Set problem
Find every line with the word "عذرا" and report how many there are, without any other text.

— begin Exercise inputs —

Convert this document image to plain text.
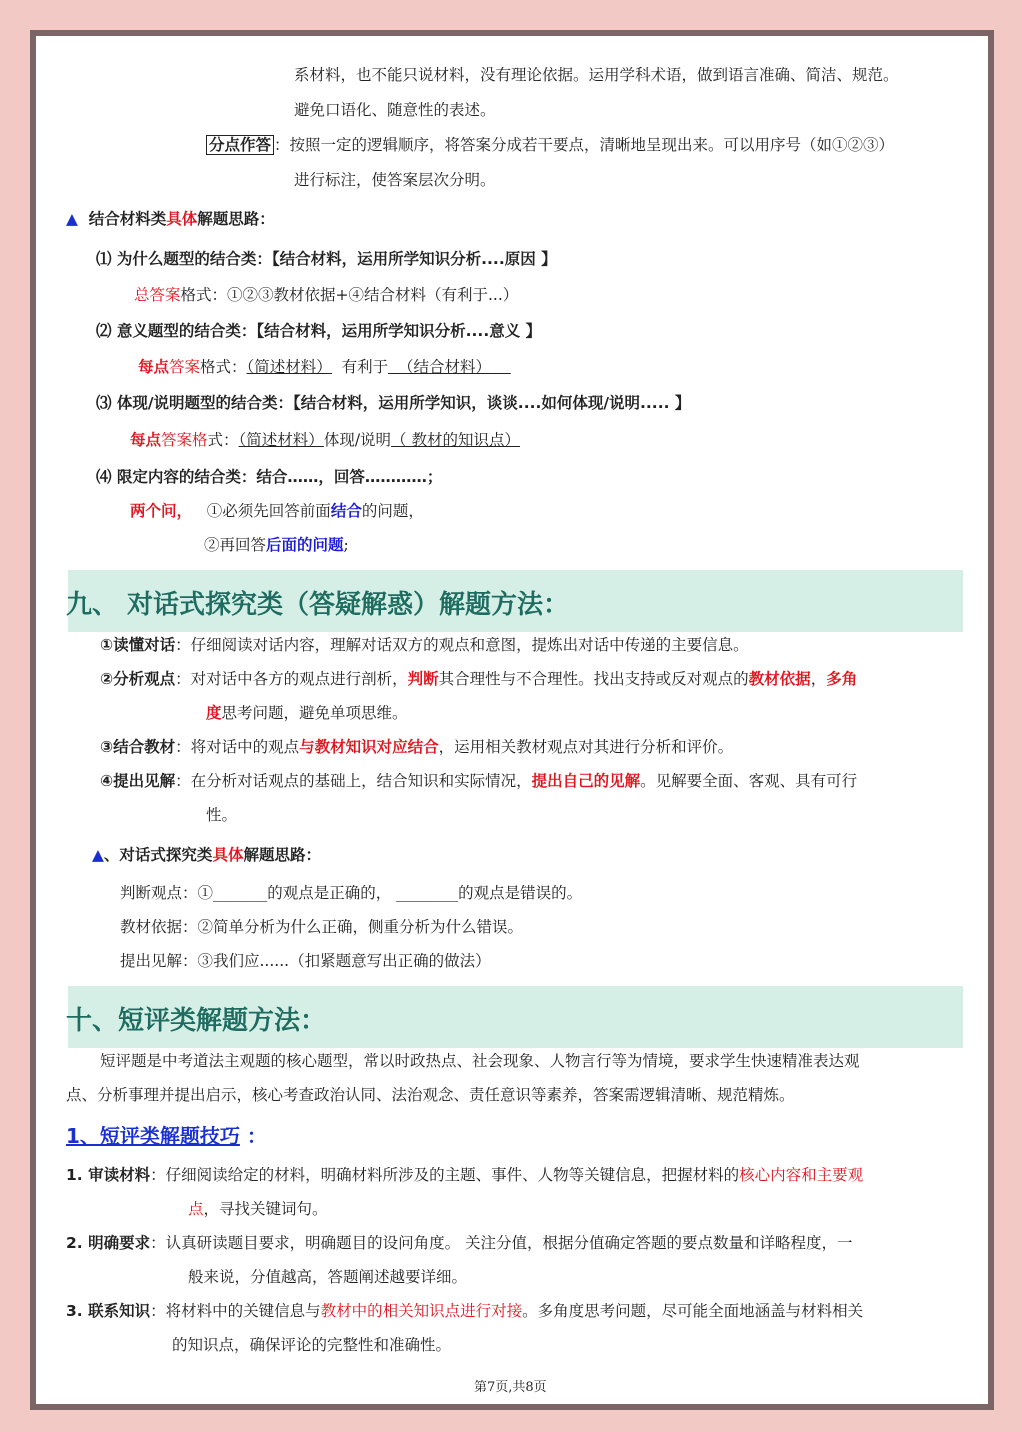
系材料，也不能只说材料，没有理论依据。运用学科术语，做到语言准确、简洁、规范。
避免口语化、随意性的表述。
分点作答 ：按照一定的逻辑顺序，将答案分成若干要点，清晰地呈现出来。可以用序号（如①②③）
进行标注，使答案层次分明。
▲ 结合材料类具体解题思路：
⑴ 为什么题型的结合类：【结合材料，运用所学知识分析....原因 】
总答案格式：①②③教材依据+④结合材料（有利于...）
⑵ 意义题型的结合类：【结合材料，运用所学知识分析....意义 】
每点答案格式：（简述材料） 有利于 （结合材料）
⑶ 体现/说明题型的结合类：【结合材料，运用所学知识，谈谈....如何体现/说明..... 】
每点答案格式：（简述材料）体现/说明（ 教材的知识点）
⑷ 限定内容的结合类：结合……，回答…………；
两个问， ①必须先回答前面结合的问题，
②再回答后面的问题;
九、 对话式探究类（答疑解惑）解题方法：
①读懂对话：仔细阅读对话内容，理解对话双方的观点和意图，提炼出对话中传递的主要信息。
②分析观点：对对话中各方的观点进行剖析，判断其合理性与不合理性。找出支持或反对观点的教材依据，多角
度思考问题，避免单项思维。
③结合教材：将对话中的观点与教材知识对应结合，运用相关教材观点对其进行分析和评价。
④提出见解：在分析对话观点的基础上，结合知识和实际情况，提出自己的见解。见解要全面、客观、具有可行
性。
▲、对话式探究类具体解题思路：
判断观点：①_______的观点是正确的， ________的观点是错误的。
教材依据：②简单分析为什么正确，侧重分析为什么错误。
提出见解：③我们应......（扣紧题意写出正确的做法）
十、短评类解题方法：
短评题是中考道法主观题的核心题型，常以时政热点、社会现象、人物言行等为情境，要求学生快速精准表达观
点、分析事理并提出启示，核心考查政治认同、法治观念、责任意识等素养，答案需逻辑清晰、规范精炼。
1、短评类解题技巧 ：
1. 审读材料：仔细阅读给定的材料，明确材料所涉及的主题、事件、人物等关键信息，把握材料的核心内容和主要观
点，寻找关键词句。
2. 明确要求：认真研读题目要求，明确题目的设问角度。 关注分值，根据分值确定答题的要点数量和详略程度，一
般来说，分值越高，答题阐述越要详细。
3. 联系知识：将材料中的关键信息与教材中的相关知识点进行对接。多角度思考问题，尽可能全面地涵盖与材料相关
的知识点，确保评论的完整性和准确性。
第7页,共8页
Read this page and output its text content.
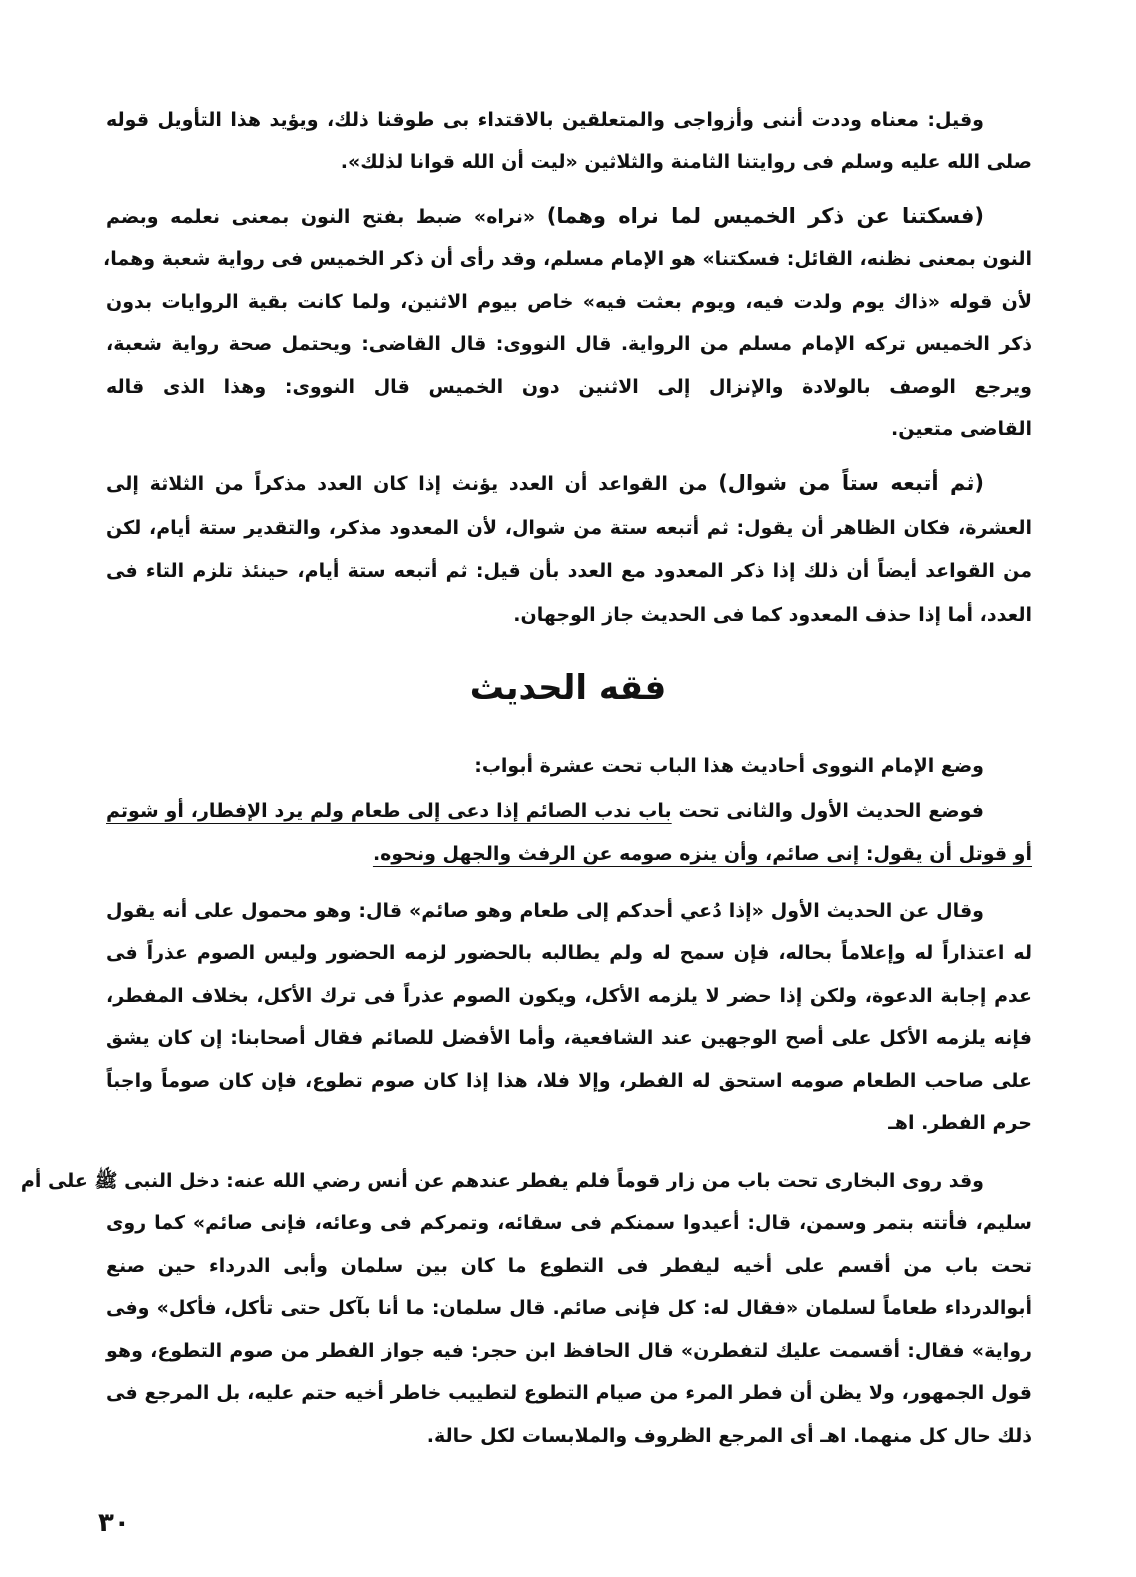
وقيل: معناه وددت أننى وأزواجى والمتعلقين بالاقتداء بى طوقنا ذلك، ويؤيد هذا التأويل قوله
صلى الله عليه وسلم فى روايتنا الثامنة والثلاثين «ليت أن الله قوانا لذلك».
(فسكتنا عن ذكر الخميس لما نراه وهما) «نراه» ضبط بفتح النون بمعنى نعلمه وبضم
النون بمعنى نظنه، القائل: فسكتنا» هو الإمام مسلم، وقد رأى أن ذكر الخميس فى رواية شعبة وهما،
لأن قوله «ذاك يوم ولدت فيه، ويوم بعثت فيه» خاص بيوم الاثنين، ولما كانت بقية الروايات بدون
ذكر الخميس تركه الإمام مسلم من الرواية. قال النووى: قال القاضى: ويحتمل صحة رواية شعبة،
ويرجع الوصف بالولادة والإنزال إلى الاثنين دون الخميس قال النووى: وهذا الذى قاله
القاضى متعين.
(ثم أتبعه ستاً من شوال) من القواعد أن العدد يؤنث إذا كان العدد مذكراً من الثلاثة إلى
العشرة، فكان الظاهر أن يقول: ثم أتبعه ستة من شوال، لأن المعدود مذكر، والتقدير ستة أيام، لكن
من القواعد أيضاً أن ذلك إذا ذكر المعدود مع العدد بأن قيل: ثم أتبعه ستة أيام، حينئذ تلزم التاء فى
العدد، أما إذا حذف المعدود كما فى الحديث جاز الوجهان.
فقه الحديث
وضع الإمام النووى أحاديث هذا الباب تحت عشرة أبواب:
فوضع الحديث الأول والثانى تحت باب ندب الصائم إذا دعى إلى طعام ولم يرد الإفطار، أو شوتم
أو قوتل أن يقول: إنى صائم، وأن ينزه صومه عن الرفث والجهل ونحوه.
وقال عن الحديث الأول «إذا دُعي أحدكم إلى طعام وهو صائم» قال: وهو محمول على أنه يقول
له اعتذاراً له وإعلاماً بحاله، فإن سمح له ولم يطالبه بالحضور لزمه الحضور وليس الصوم عذراً فى
عدم إجابة الدعوة، ولكن إذا حضر لا يلزمه الأكل، ويكون الصوم عذراً فى ترك الأكل، بخلاف المفطر،
فإنه يلزمه الأكل على أصح الوجهين عند الشافعية، وأما الأفضل للصائم فقال أصحابنا: إن كان يشق
على صاحب الطعام صومه استحق له الفطر، وإلا فلا، هذا إذا كان صوم تطوع، فإن كان صوماً واجباً
حرم الفطر. اهـ
وقد روى البخارى تحت باب من زار قوماً فلم يفطر عندهم عن أنس رضي الله عنه: دخل النبى ﷺ على أم
سليم، فأتته بتمر وسمن، قال: أعيدوا سمنكم فى سقائه، وتمركم فى وعائه، فإنى صائم» كما روى
تحت باب من أقسم على أخيه ليفطر فى التطوع ما كان بين سلمان وأبى الدرداء حين صنع
أبوالدرداء طعاماً لسلمان «فقال له: كل فإنى صائم. قال سلمان: ما أنا بآكل حتى تأكل، فأكل» وفى
رواية» فقال: أقسمت عليك لتفطرن» قال الحافظ ابن حجر: فيه جواز الفطر من صوم التطوع، وهو
قول الجمهور، ولا يظن أن فطر المرء من صيام التطوع لتطييب خاطر أخيه حتم عليه، بل المرجع فى
ذلك حال كل منهما. اهـ أى المرجع الظروف والملابسات لكل حالة.
٣٠
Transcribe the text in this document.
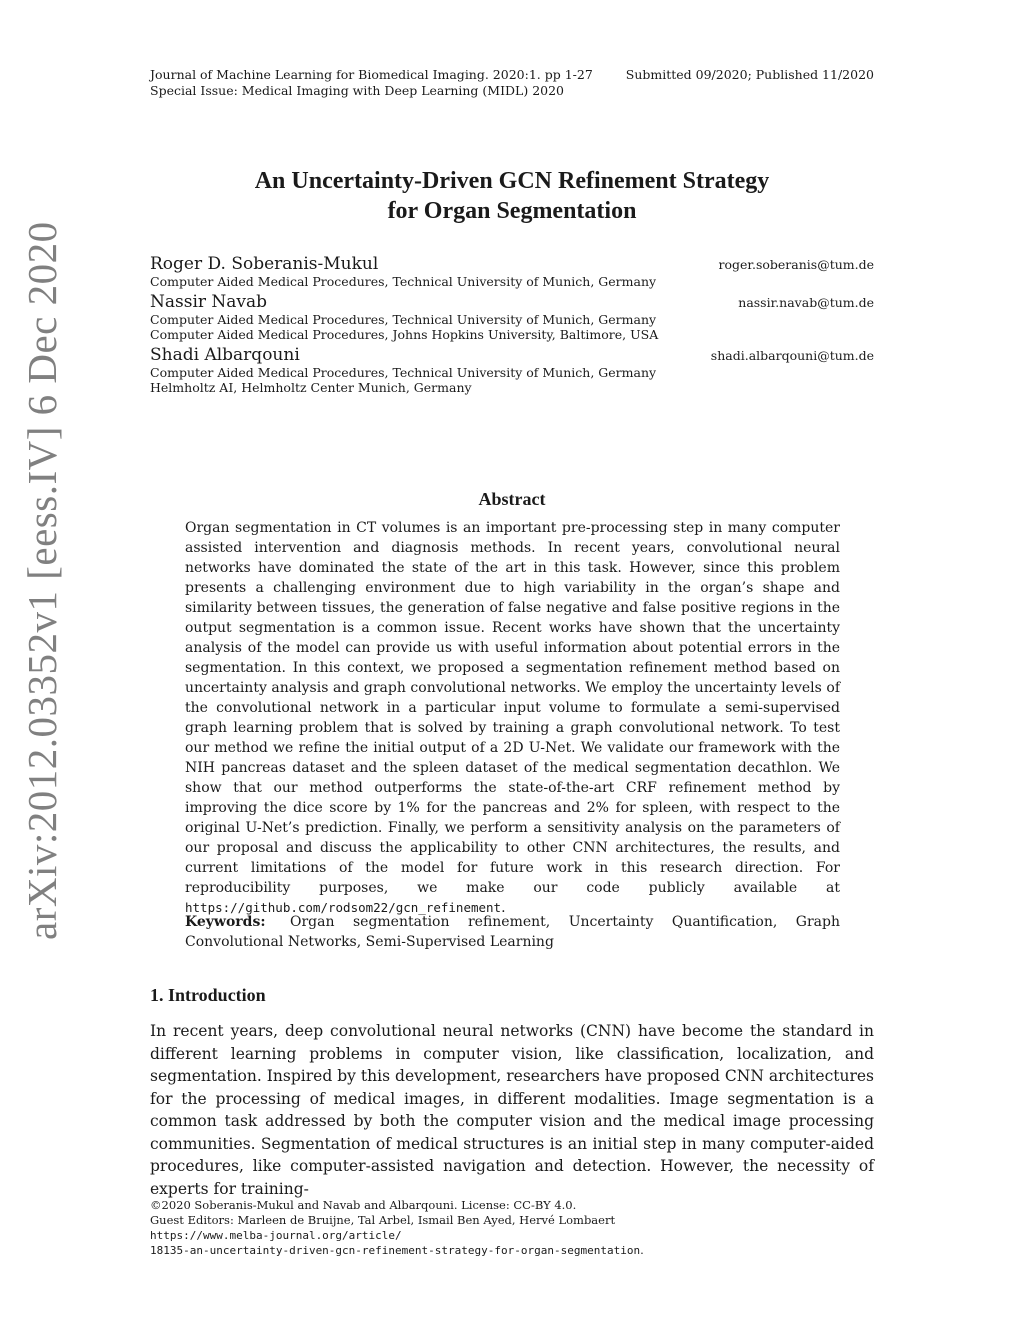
Journal of Machine Learning for Biomedical Imaging. 2020:1. pp 1-27	Submitted 09/2020; Published 11/2020
Special Issue: Medical Imaging with Deep Learning (MIDL) 2020
arXiv:2012.03352v1 [eess.IV] 6 Dec 2020
An Uncertainty-Driven GCN Refinement Strategy
for Organ Segmentation
Roger D. Soberanis-Mukul	roger.soberanis@tum.de
Computer Aided Medical Procedures, Technical University of Munich, Germany
Nassir Navab	nassir.navab@tum.de
Computer Aided Medical Procedures, Technical University of Munich, Germany
Computer Aided Medical Procedures, Johns Hopkins University, Baltimore, USA
Shadi Albarqouni	shadi.albarqouni@tum.de
Computer Aided Medical Procedures, Technical University of Munich, Germany
Helmholtz AI, Helmholtz Center Munich, Germany
Abstract
Organ segmentation in CT volumes is an important pre-processing step in many computer assisted intervention and diagnosis methods. In recent years, convolutional neural networks have dominated the state of the art in this task. However, since this problem presents a challenging environment due to high variability in the organ’s shape and similarity between tissues, the generation of false negative and false positive regions in the output segmentation is a common issue. Recent works have shown that the uncertainty analysis of the model can provide us with useful information about potential errors in the segmentation. In this context, we proposed a segmentation refinement method based on uncertainty analysis and graph convolutional networks. We employ the uncertainty levels of the convolutional network in a particular input volume to formulate a semi-supervised graph learning problem that is solved by training a graph convolutional network. To test our method we refine the initial output of a 2D U-Net. We validate our framework with the NIH pancreas dataset and the spleen dataset of the medical segmentation decathlon. We show that our method outperforms the state-of-the-art CRF refinement method by improving the dice score by 1% for the pancreas and 2% for spleen, with respect to the original U-Net’s prediction. Finally, we perform a sensitivity analysis on the parameters of our proposal and discuss the applicability to other CNN architectures, the results, and current limitations of the model for future work in this research direction. For reproducibility purposes, we make our code publicly available at https://github.com/rodsom22/gcn_refinement.
Keywords: Organ segmentation refinement, Uncertainty Quantification, Graph Convolutional Networks, Semi-Supervised Learning
1. Introduction
In recent years, deep convolutional neural networks (CNN) have become the standard in different learning problems in computer vision, like classification, localization, and segmentation. Inspired by this development, researchers have proposed CNN architectures for the processing of medical images, in different modalities. Image segmentation is a common task addressed by both the computer vision and the medical image processing communities. Segmentation of medical structures is an initial step in many computer-aided procedures, like computer-assisted navigation and detection. However, the necessity of experts for training-
©2020 Soberanis-Mukul and Navab and Albarqouni. License: CC-BY 4.0.
Guest Editors: Marleen de Bruijne, Tal Arbel, Ismail Ben Ayed, Hervé Lombaert
https://www.melba-journal.org/article/
18135-an-uncertainty-driven-gcn-refinement-strategy-for-organ-segmentation.
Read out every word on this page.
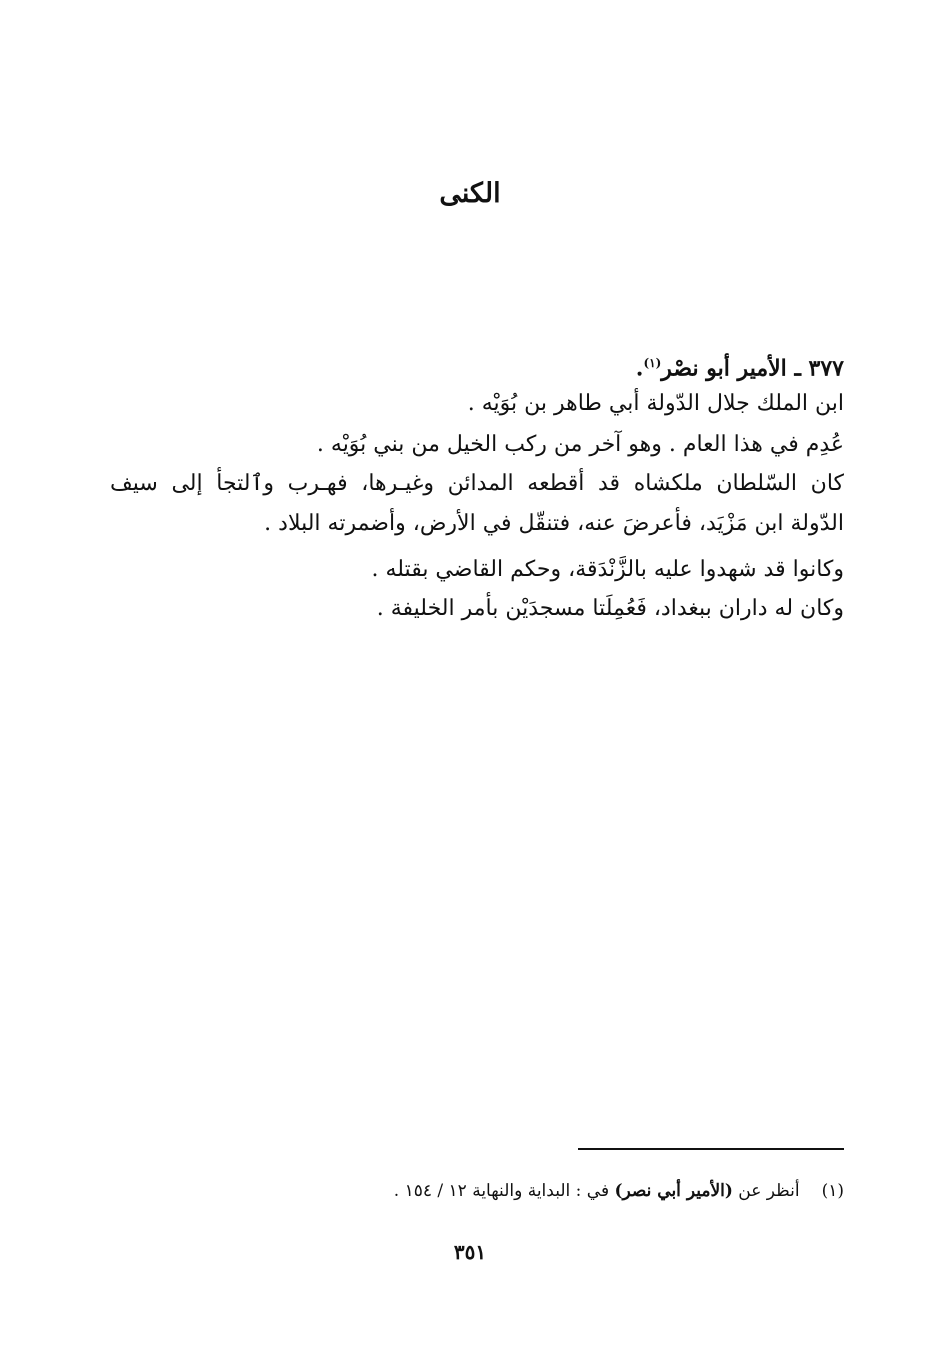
الكنى
٣٧٧ ـ الأمير أبو نصْر$^{(١)}$.
ابن الملك جلال الدّولة أبي طاهر بن بُوَيْه .
عُدِم في هذا العام . وهو آخر من ركب الخيل من بني بُوَيْه .
كان السّلطان ملكشاه قد أقطعه المدائن وغيـرها، فهـرب وٱلتجأ إلى سيف
الدّولة ابن مَزْيَد، فأعرضَ عنه، فتنقّل في الأرض، وأضمرته البلاد .
وكانوا قد شهدوا عليه بالزَّنْدَقة، وحكم القاضي بقتله .
وكان له داران ببغداد، فَعُمِلَتا مسجدَيْن بأمر الخليفة .
(١)أنظر عن (الأمير أبي نصر) في : البداية والنهاية ١٢ / ١٥٤ .
٣٥١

— end Exercise inputs —

The output
2